# [WHAT YOU ARE ASKED TO DO]
Pick out all lines in the listing holding the string "Median" and copy them.

Start

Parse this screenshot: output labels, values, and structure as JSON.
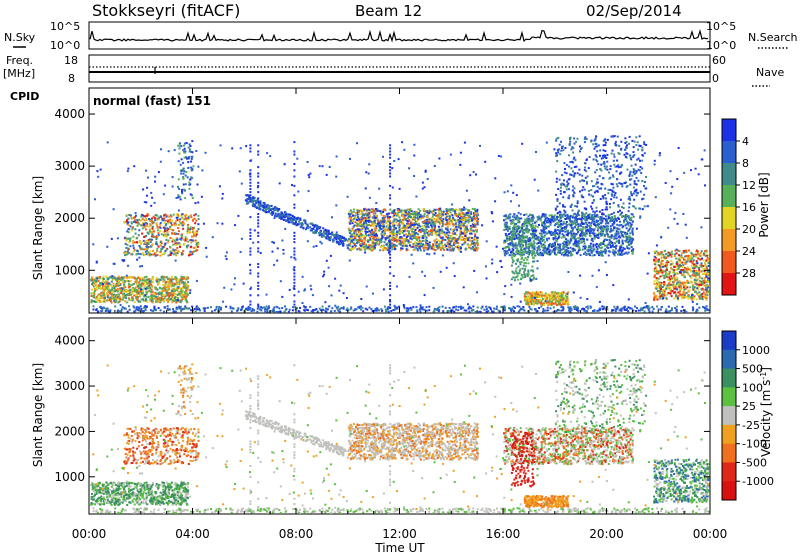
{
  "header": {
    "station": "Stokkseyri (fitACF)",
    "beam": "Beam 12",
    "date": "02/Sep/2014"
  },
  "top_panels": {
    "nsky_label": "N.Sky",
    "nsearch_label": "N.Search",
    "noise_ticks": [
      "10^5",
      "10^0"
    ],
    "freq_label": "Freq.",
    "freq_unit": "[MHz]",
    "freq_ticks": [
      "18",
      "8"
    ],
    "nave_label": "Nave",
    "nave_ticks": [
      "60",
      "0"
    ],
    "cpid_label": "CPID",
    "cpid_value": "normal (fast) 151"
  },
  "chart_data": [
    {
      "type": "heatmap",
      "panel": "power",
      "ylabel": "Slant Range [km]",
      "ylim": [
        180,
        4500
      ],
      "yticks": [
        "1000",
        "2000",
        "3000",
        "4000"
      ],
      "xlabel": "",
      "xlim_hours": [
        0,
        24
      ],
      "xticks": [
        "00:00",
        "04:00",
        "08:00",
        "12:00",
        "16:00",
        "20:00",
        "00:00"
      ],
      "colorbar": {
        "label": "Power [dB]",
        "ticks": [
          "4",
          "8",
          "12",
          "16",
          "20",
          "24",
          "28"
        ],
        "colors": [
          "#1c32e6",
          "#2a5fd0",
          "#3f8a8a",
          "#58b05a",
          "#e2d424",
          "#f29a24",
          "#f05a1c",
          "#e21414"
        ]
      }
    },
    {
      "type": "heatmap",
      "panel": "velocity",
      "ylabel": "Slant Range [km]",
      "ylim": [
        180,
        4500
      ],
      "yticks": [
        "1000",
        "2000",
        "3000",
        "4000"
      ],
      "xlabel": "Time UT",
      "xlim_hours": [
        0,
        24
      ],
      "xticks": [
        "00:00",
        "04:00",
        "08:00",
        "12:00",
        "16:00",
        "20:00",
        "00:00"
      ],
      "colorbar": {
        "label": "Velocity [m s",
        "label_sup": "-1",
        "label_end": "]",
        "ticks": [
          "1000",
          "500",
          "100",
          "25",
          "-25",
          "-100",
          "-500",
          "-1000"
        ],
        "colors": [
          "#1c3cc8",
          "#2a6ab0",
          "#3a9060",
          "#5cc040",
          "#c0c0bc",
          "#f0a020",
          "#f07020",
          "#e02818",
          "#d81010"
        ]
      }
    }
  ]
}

End
Start

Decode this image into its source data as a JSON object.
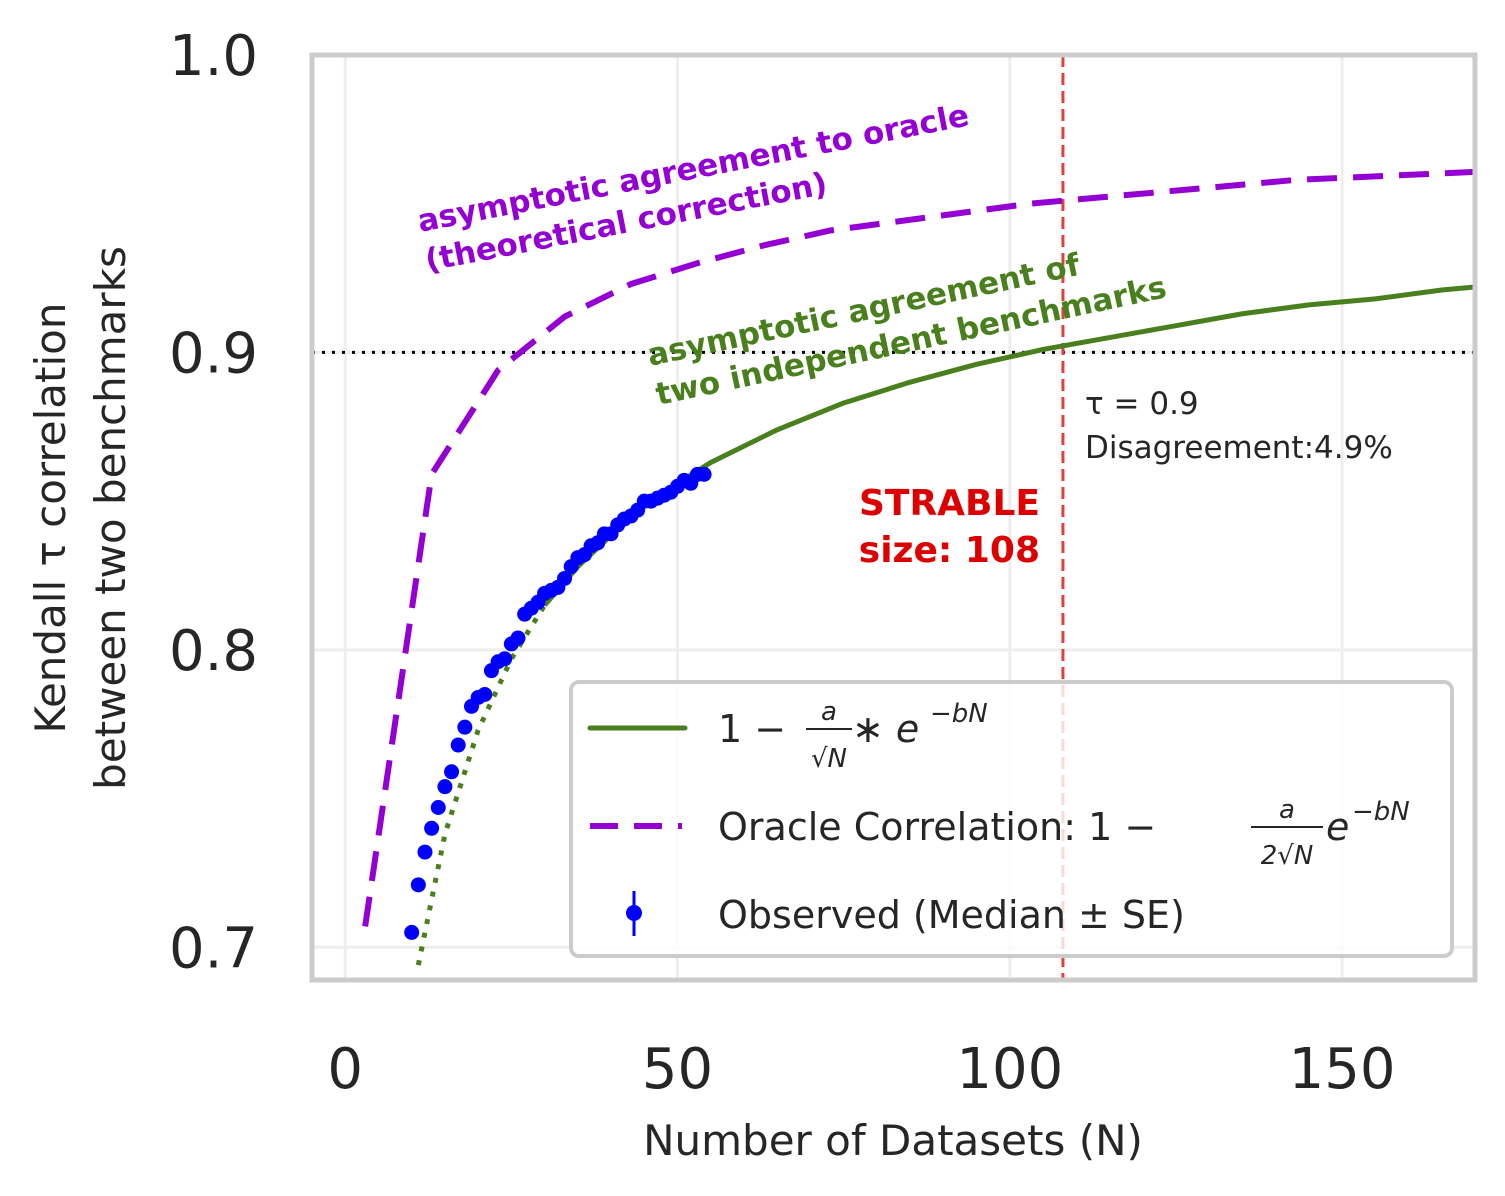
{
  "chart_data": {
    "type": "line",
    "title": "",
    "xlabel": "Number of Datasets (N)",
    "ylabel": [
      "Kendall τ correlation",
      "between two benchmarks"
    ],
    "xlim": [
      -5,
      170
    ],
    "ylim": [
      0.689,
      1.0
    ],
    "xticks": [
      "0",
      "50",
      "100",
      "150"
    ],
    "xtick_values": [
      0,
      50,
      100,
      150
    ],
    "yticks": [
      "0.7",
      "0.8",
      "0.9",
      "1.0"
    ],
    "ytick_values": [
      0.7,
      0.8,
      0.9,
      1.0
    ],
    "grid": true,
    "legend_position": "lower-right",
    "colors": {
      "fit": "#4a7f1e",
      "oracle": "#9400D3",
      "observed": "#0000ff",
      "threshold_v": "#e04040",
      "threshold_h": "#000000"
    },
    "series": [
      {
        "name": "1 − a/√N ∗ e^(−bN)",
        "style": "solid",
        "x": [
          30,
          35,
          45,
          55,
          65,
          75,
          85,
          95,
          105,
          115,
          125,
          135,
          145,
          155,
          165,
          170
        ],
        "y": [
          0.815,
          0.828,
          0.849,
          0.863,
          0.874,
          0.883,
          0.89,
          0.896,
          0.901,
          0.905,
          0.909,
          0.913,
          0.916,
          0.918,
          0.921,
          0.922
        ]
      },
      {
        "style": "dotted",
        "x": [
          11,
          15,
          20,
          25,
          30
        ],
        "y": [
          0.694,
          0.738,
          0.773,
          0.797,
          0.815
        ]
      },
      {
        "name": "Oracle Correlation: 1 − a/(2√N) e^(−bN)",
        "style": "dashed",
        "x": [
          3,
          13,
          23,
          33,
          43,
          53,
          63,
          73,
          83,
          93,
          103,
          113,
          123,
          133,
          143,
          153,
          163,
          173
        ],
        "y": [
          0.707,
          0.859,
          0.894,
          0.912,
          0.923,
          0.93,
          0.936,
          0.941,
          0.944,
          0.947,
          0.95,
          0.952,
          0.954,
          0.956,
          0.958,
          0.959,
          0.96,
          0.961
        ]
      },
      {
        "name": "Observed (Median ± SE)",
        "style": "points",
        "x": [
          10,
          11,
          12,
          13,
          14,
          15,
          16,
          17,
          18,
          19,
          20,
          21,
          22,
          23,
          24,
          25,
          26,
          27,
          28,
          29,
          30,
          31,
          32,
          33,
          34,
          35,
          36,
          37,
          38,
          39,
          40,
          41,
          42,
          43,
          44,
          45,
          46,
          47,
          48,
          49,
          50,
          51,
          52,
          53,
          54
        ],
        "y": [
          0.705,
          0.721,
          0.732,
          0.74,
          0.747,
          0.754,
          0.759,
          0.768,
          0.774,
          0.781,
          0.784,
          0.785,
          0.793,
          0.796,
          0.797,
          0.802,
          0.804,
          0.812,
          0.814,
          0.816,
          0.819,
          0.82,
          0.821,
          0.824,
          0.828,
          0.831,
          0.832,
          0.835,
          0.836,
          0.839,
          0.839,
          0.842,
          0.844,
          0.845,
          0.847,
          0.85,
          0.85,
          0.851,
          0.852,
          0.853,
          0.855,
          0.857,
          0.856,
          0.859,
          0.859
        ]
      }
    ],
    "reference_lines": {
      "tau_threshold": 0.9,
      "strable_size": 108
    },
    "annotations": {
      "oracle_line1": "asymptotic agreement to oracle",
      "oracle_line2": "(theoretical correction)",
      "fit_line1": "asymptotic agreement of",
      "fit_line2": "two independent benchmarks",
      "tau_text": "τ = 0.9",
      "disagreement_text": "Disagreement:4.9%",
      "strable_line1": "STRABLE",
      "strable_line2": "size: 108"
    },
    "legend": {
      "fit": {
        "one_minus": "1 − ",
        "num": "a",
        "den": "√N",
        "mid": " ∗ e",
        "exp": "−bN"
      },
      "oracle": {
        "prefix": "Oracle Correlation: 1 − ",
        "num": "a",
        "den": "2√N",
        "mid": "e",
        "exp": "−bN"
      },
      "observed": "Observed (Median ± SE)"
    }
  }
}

End

# [FULL RESPONSE]
        "name": "Observed (Median ± SE)",
      "observed": "Observed (Median ± SE)"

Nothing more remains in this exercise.